Task brief:
Omit every picture and return the rest of the data unaltered.

──────── Listed entries

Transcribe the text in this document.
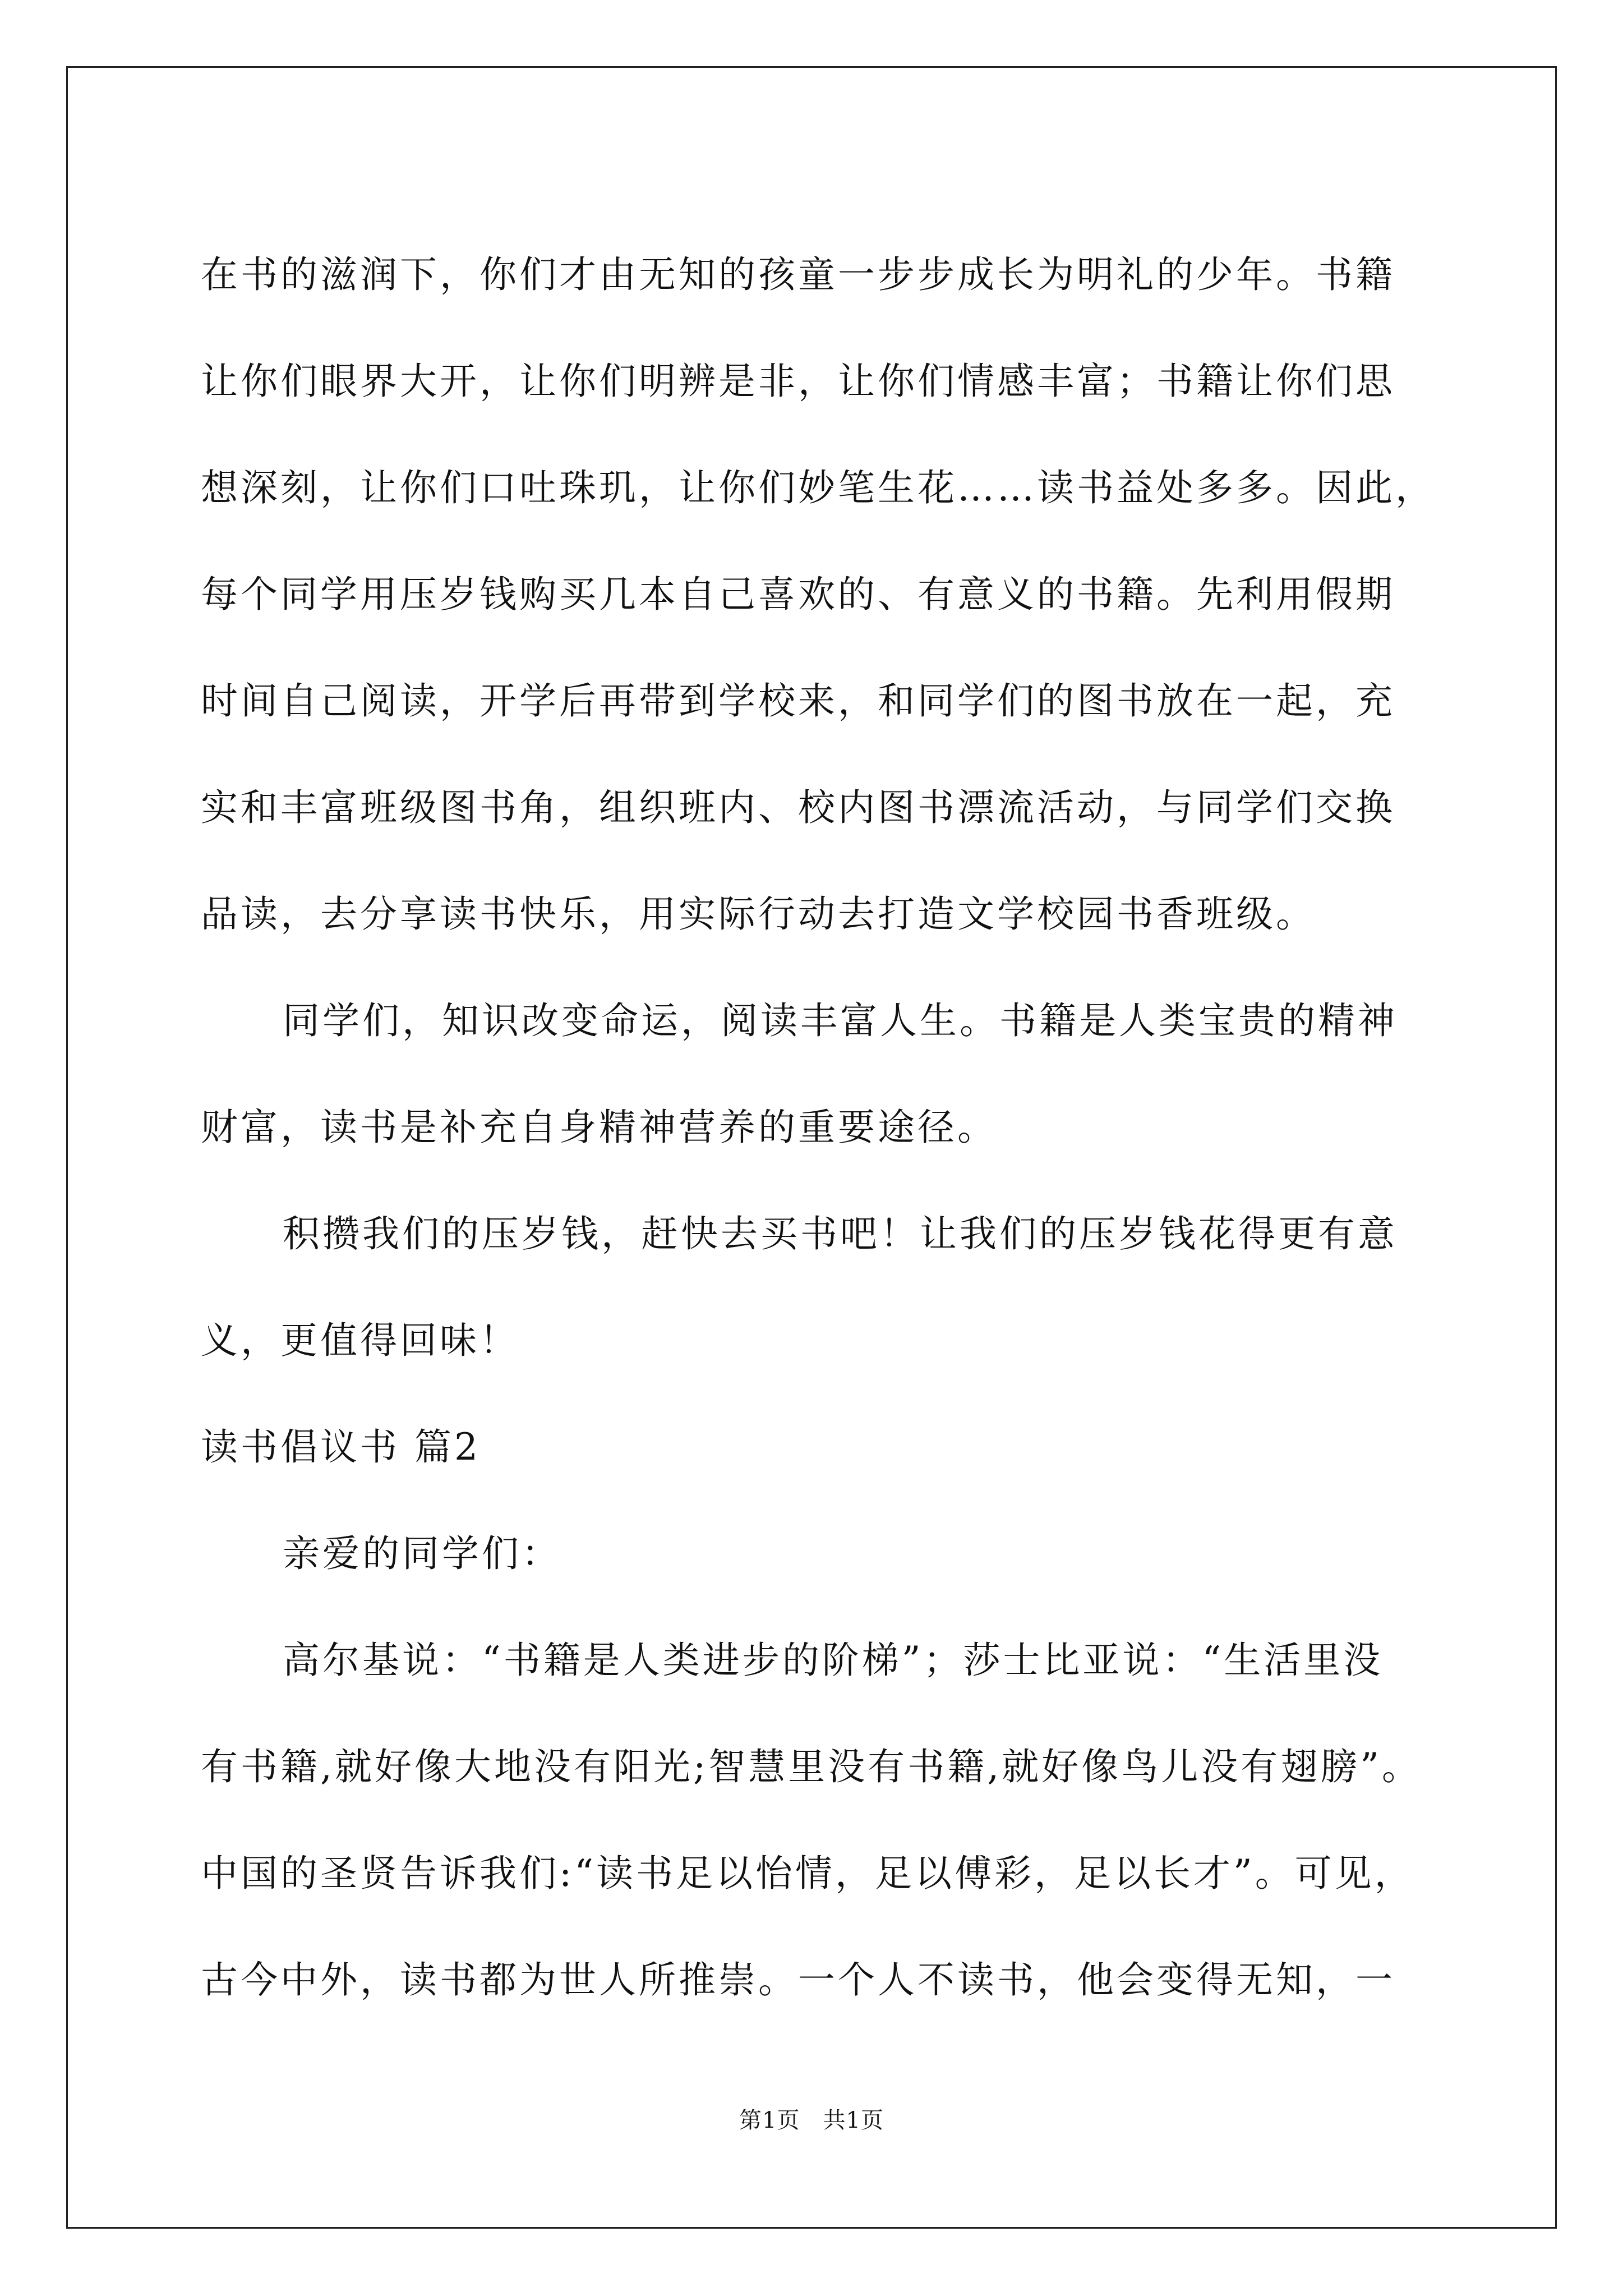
在书的滋润下，你们才由无知的孩童一步步成长为明礼的少年。书籍
让你们眼界大开，让你们明辨是非，让你们情感丰富；书籍让你们思
想深刻，让你们口吐珠玑，让你们妙笔生花……读书益处多多。因此，
每个同学用压岁钱购买几本自己喜欢的、有意义的书籍。先利用假期
时间自己阅读，开学后再带到学校来，和同学们的图书放在一起，充
实和丰富班级图书角，组织班内、校内图书漂流活动，与同学们交换
品读，去分享读书快乐，用实际行动去打造文学校园书香班级。
同学们，知识改变命运，阅读丰富人生。书籍是人类宝贵的精神
财富，读书是补充自身精神营养的重要途径。
积攒我们的压岁钱，赶快去买书吧！让我们的压岁钱花得更有意
义，更值得回味！
读书倡议书 篇2
亲爱的同学们：
高尔基说：“书籍是人类进步的阶梯”；莎士比亚说：“生活里没
有书籍,就好像大地没有阳光;智慧里没有书籍,就好像鸟儿没有翅膀”。
中国的圣贤告诉我们:“读书足以怡情，足以傅彩，足以长才”。可见，
古今中外，读书都为世人所推崇。一个人不读书，他会变得无知，一
第1页　共1页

────────────────

Response:
Transcribe the text in this document.
在书的滋润下，你们才由无知的孩童一步步成长为明礼的少年。书籍
让你们眼界大开，让你们明辨是非，让你们情感丰富；书籍让你们思
想深刻，让你们口吐珠玑，让你们妙笔生花……读书益处多多。因此，
每个同学用压岁钱购买几本自己喜欢的、有意义的书籍。先利用假期
时间自己阅读，开学后再带到学校来，和同学们的图书放在一起，充
实和丰富班级图书角，组织班内、校内图书漂流活动，与同学们交换
品读，去分享读书快乐，用实际行动去打造文学校园书香班级。
同学们，知识改变命运，阅读丰富人生。书籍是人类宝贵的精神
财富，读书是补充自身精神营养的重要途径。
积攒我们的压岁钱，赶快去买书吧！让我们的压岁钱花得更有意
义，更值得回味！
读书倡议书 篇2
亲爱的同学们：
高尔基说：“书籍是人类进步的阶梯”；莎士比亚说：“生活里没
有书籍,就好像大地没有阳光;智慧里没有书籍,就好像鸟儿没有翅膀”。
中国的圣贤告诉我们:“读书足以怡情，足以傅彩，足以长才”。可见，
古今中外，读书都为世人所推崇。一个人不读书，他会变得无知，一
第1页　共1页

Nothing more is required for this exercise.